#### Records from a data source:
══════
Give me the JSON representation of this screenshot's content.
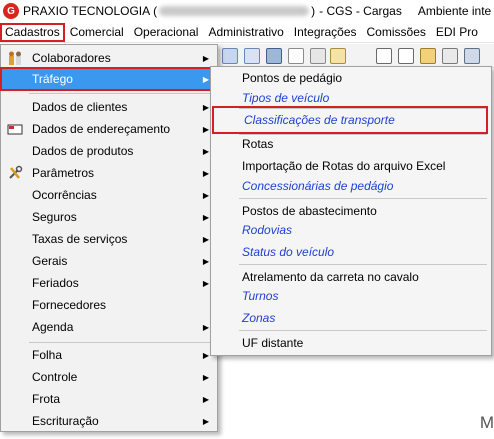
{
  "title": {
    "company": "PRAXIO TECNOLOGIA",
    "open_paren": "(",
    "close_paren": ")",
    "suffix": "- CGS - Cargas",
    "environment": "Ambiente inte"
  },
  "menubar": {
    "items": [
      "Cadastros",
      "Comercial",
      "Operacional",
      "Administrativo",
      "Integrações",
      "Comissões",
      "EDI Pro"
    ]
  },
  "main_menu": {
    "items": [
      {
        "label": "Colaboradores",
        "submenu": true,
        "icon": "people-icon"
      },
      {
        "label": "Tráfego",
        "submenu": true,
        "highlighted": true
      },
      {
        "label": "Dados de clientes",
        "submenu": true
      },
      {
        "label": "Dados de endereçamento",
        "submenu": true,
        "icon": "envelope-icon"
      },
      {
        "label": "Dados de produtos",
        "submenu": true
      },
      {
        "label": "Parâmetros",
        "submenu": true,
        "icon": "tools-icon"
      },
      {
        "label": "Ocorrências",
        "submenu": true
      },
      {
        "label": "Seguros",
        "submenu": true
      },
      {
        "label": "Taxas de serviços",
        "submenu": true
      },
      {
        "label": "Gerais",
        "submenu": true
      },
      {
        "label": "Feriados",
        "submenu": true
      },
      {
        "label": "Fornecedores",
        "submenu": false
      },
      {
        "label": "Agenda",
        "submenu": true
      },
      {
        "label": "Folha",
        "submenu": true
      },
      {
        "label": "Controle",
        "submenu": true
      },
      {
        "label": "Frota",
        "submenu": true
      },
      {
        "label": "Escrituração",
        "submenu": true
      }
    ]
  },
  "sub_menu": {
    "items": [
      {
        "label": "Pontos de pedágio",
        "italic": false
      },
      {
        "label": "Tipos de veículo",
        "italic": true
      },
      {
        "label": "Classificações de transporte",
        "italic": true,
        "boxed": true
      },
      {
        "label": "Rotas",
        "italic": false
      },
      {
        "label": "Importação de Rotas do arquivo Excel",
        "italic": false
      },
      {
        "label": "Concessionárias de pedágio",
        "italic": true
      },
      {
        "label": "Postos de abastecimento",
        "italic": false
      },
      {
        "label": "Rodovias",
        "italic": true
      },
      {
        "label": "Status do veículo",
        "italic": true
      },
      {
        "label": "Atrelamento da carreta no cavalo",
        "italic": false
      },
      {
        "label": "Turnos",
        "italic": true
      },
      {
        "label": "Zonas",
        "italic": true
      },
      {
        "label": "UF distante",
        "italic": false
      }
    ]
  },
  "icons": {
    "submenu_arrow": "triangle-right-icon",
    "app_logo": "praxio-logo-icon"
  },
  "colors": {
    "highlight": "#3a99ee",
    "red_box": "#d42020",
    "italic_link": "#1f3fd0"
  },
  "corner_glyph": "M"
}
══════
#### CHALLENGE:
Using the listing above, show every line that includes the string "pedágio".

#### WRITTEN RESPONSE:
        "label": "Pontos de pedágio",
        "label": "Concessionárias de pedágio",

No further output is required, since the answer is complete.